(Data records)
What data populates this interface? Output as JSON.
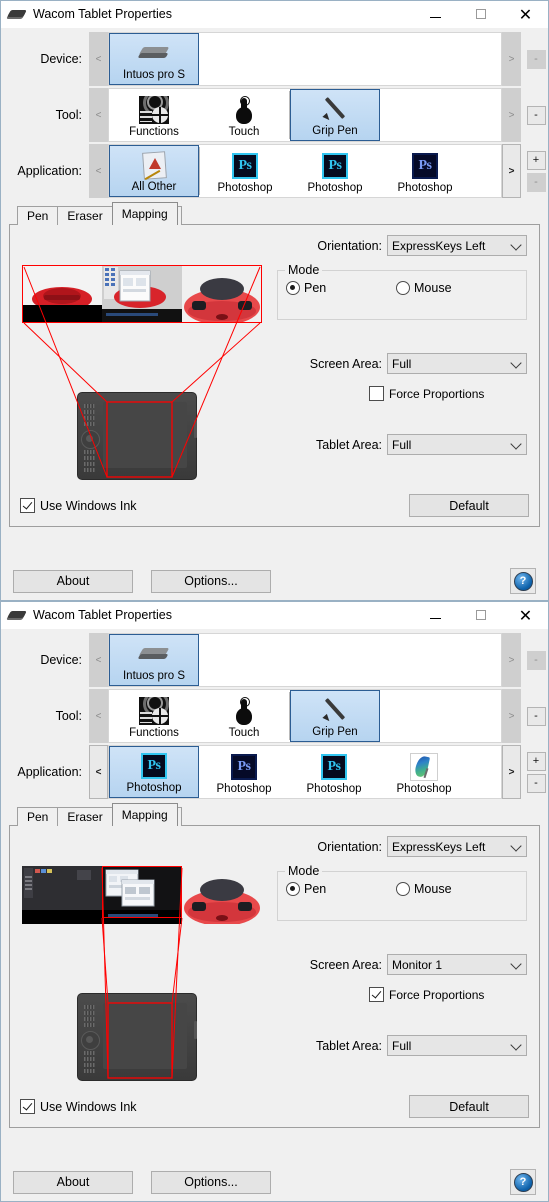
{
  "window": {
    "title": "Wacom Tablet Properties",
    "icon": "tablet-icon",
    "minimize": "—",
    "maximize": "",
    "close": "✕"
  },
  "selectors": {
    "device_label": "Device:",
    "tool_label": "Tool:",
    "application_label": "Application:",
    "prev_arrow": "<",
    "next_arrow": ">",
    "plus": "+",
    "minus": "-"
  },
  "win1": {
    "device_items": [
      {
        "label": "Intuos pro S",
        "icon": "tablet-icon",
        "selected": true
      }
    ],
    "tool_items": [
      {
        "label": "Functions",
        "icon": "functions-icon",
        "selected": false
      },
      {
        "label": "Touch",
        "icon": "touch-icon",
        "selected": false
      },
      {
        "label": "Grip Pen",
        "icon": "pen-icon",
        "selected": true
      }
    ],
    "application_items": [
      {
        "label": "All Other",
        "icon": "all-other-icon",
        "selected": true
      },
      {
        "label": "Photoshop",
        "icon": "photoshop-icon",
        "selected": false
      },
      {
        "label": "Photoshop",
        "icon": "photoshop-icon",
        "selected": false
      },
      {
        "label": "Photoshop",
        "icon": "photoshop-dark-icon",
        "selected": false
      }
    ],
    "tabs": [
      {
        "label": "Pen",
        "active": false
      },
      {
        "label": "Eraser",
        "active": false
      },
      {
        "label": "Mapping",
        "active": true
      }
    ],
    "orientation_label": "Orientation:",
    "orientation_value": "ExpressKeys Left",
    "mode_label": "Mode",
    "mode_pen": "Pen",
    "mode_mouse": "Mouse",
    "mode_selected": "Pen",
    "screen_area_label": "Screen Area:",
    "screen_area_value": "Full",
    "force_proportions_label": "Force Proportions",
    "force_proportions_checked": false,
    "tablet_area_label": "Tablet Area:",
    "tablet_area_value": "Full",
    "use_windows_ink_label": "Use Windows Ink",
    "use_windows_ink_checked": true,
    "default_button": "Default",
    "about_button": "About",
    "options_button": "Options...",
    "help_button": "?"
  },
  "win2": {
    "device_items": [
      {
        "label": "Intuos pro S",
        "icon": "tablet-icon",
        "selected": true
      }
    ],
    "tool_items": [
      {
        "label": "Functions",
        "icon": "functions-icon",
        "selected": false
      },
      {
        "label": "Touch",
        "icon": "touch-icon",
        "selected": false
      },
      {
        "label": "Grip Pen",
        "icon": "pen-icon",
        "selected": true
      }
    ],
    "application_items": [
      {
        "label": "Photoshop",
        "icon": "photoshop-icon",
        "selected": true
      },
      {
        "label": "Photoshop",
        "icon": "photoshop-dark-icon",
        "selected": false
      },
      {
        "label": "Photoshop",
        "icon": "photoshop-icon",
        "selected": false
      },
      {
        "label": "Photoshop",
        "icon": "feather-icon",
        "selected": false
      }
    ],
    "tabs": [
      {
        "label": "Pen",
        "active": false
      },
      {
        "label": "Eraser",
        "active": false
      },
      {
        "label": "Mapping",
        "active": true
      }
    ],
    "orientation_label": "Orientation:",
    "orientation_value": "ExpressKeys Left",
    "mode_label": "Mode",
    "mode_pen": "Pen",
    "mode_mouse": "Mouse",
    "mode_selected": "Pen",
    "screen_area_label": "Screen Area:",
    "screen_area_value": "Monitor 1",
    "force_proportions_label": "Force Proportions",
    "force_proportions_checked": true,
    "tablet_area_label": "Tablet Area:",
    "tablet_area_value": "Full",
    "use_windows_ink_label": "Use Windows Ink",
    "use_windows_ink_checked": true,
    "default_button": "Default",
    "about_button": "About",
    "options_button": "Options...",
    "help_button": "?"
  },
  "colors": {
    "selection_blue": "#b6d4f0",
    "selection_border": "#2c5d93",
    "mapping_red": "#ff0000",
    "panel_bg": "#f0f0f0",
    "photoshop_cyan": "#31c5f0"
  }
}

What to work on>
Except for the pictures, copy every line of the records above exactly.

Answer below>
What data populates this interface? Output as JSON.
{
  "window": {
    "title": "Wacom Tablet Properties",
    "icon": "tablet-icon",
    "minimize": "—",
    "maximize": "",
    "close": "✕"
  },
  "selectors": {
    "device_label": "Device:",
    "tool_label": "Tool:",
    "application_label": "Application:",
    "prev_arrow": "<",
    "next_arrow": ">",
    "plus": "+",
    "minus": "-"
  },
  "win1": {
    "device_items": [
      {
        "label": "Intuos pro S",
        "icon": "tablet-icon",
        "selected": true
      }
    ],
    "tool_items": [
      {
        "label": "Functions",
        "icon": "functions-icon",
        "selected": false
      },
      {
        "label": "Touch",
        "icon": "touch-icon",
        "selected": false
      },
      {
        "label": "Grip Pen",
        "icon": "pen-icon",
        "selected": true
      }
    ],
    "application_items": [
      {
        "label": "All Other",
        "icon": "all-other-icon",
        "selected": true
      },
      {
        "label": "Photoshop",
        "icon": "photoshop-icon",
        "selected": false
      },
      {
        "label": "Photoshop",
        "icon": "photoshop-icon",
        "selected": false
      },
      {
        "label": "Photoshop",
        "icon": "photoshop-dark-icon",
        "selected": false
      }
    ],
    "tabs": [
      {
        "label": "Pen",
        "active": false
      },
      {
        "label": "Eraser",
        "active": false
      },
      {
        "label": "Mapping",
        "active": true
      }
    ],
    "orientation_label": "Orientation:",
    "orientation_value": "ExpressKeys Left",
    "mode_label": "Mode",
    "mode_pen": "Pen",
    "mode_mouse": "Mouse",
    "mode_selected": "Pen",
    "screen_area_label": "Screen Area:",
    "screen_area_value": "Full",
    "force_proportions_label": "Force Proportions",
    "force_proportions_checked": false,
    "tablet_area_label": "Tablet Area:",
    "tablet_area_value": "Full",
    "use_windows_ink_label": "Use Windows Ink",
    "use_windows_ink_checked": true,
    "default_button": "Default",
    "about_button": "About",
    "options_button": "Options...",
    "help_button": "?"
  },
  "win2": {
    "device_items": [
      {
        "label": "Intuos pro S",
        "icon": "tablet-icon",
        "selected": true
      }
    ],
    "tool_items": [
      {
        "label": "Functions",
        "icon": "functions-icon",
        "selected": false
      },
      {
        "label": "Touch",
        "icon": "touch-icon",
        "selected": false
      },
      {
        "label": "Grip Pen",
        "icon": "pen-icon",
        "selected": true
      }
    ],
    "application_items": [
      {
        "label": "Photoshop",
        "icon": "photoshop-icon",
        "selected": true
      },
      {
        "label": "Photoshop",
        "icon": "photoshop-dark-icon",
        "selected": false
      },
      {
        "label": "Photoshop",
        "icon": "photoshop-icon",
        "selected": false
      },
      {
        "label": "Photoshop",
        "icon": "feather-icon",
        "selected": false
      }
    ],
    "tabs": [
      {
        "label": "Pen",
        "active": false
      },
      {
        "label": "Eraser",
        "active": false
      },
      {
        "label": "Mapping",
        "active": true
      }
    ],
    "orientation_label": "Orientation:",
    "orientation_value": "ExpressKeys Left",
    "mode_label": "Mode",
    "mode_pen": "Pen",
    "mode_mouse": "Mouse",
    "mode_selected": "Pen",
    "screen_area_label": "Screen Area:",
    "screen_area_value": "Monitor 1",
    "force_proportions_label": "Force Proportions",
    "force_proportions_checked": true,
    "tablet_area_label": "Tablet Area:",
    "tablet_area_value": "Full",
    "use_windows_ink_label": "Use Windows Ink",
    "use_windows_ink_checked": true,
    "default_button": "Default",
    "about_button": "About",
    "options_button": "Options...",
    "help_button": "?"
  },
  "colors": {
    "selection_blue": "#b6d4f0",
    "selection_border": "#2c5d93",
    "mapping_red": "#ff0000",
    "panel_bg": "#f0f0f0",
    "photoshop_cyan": "#31c5f0"
  }
}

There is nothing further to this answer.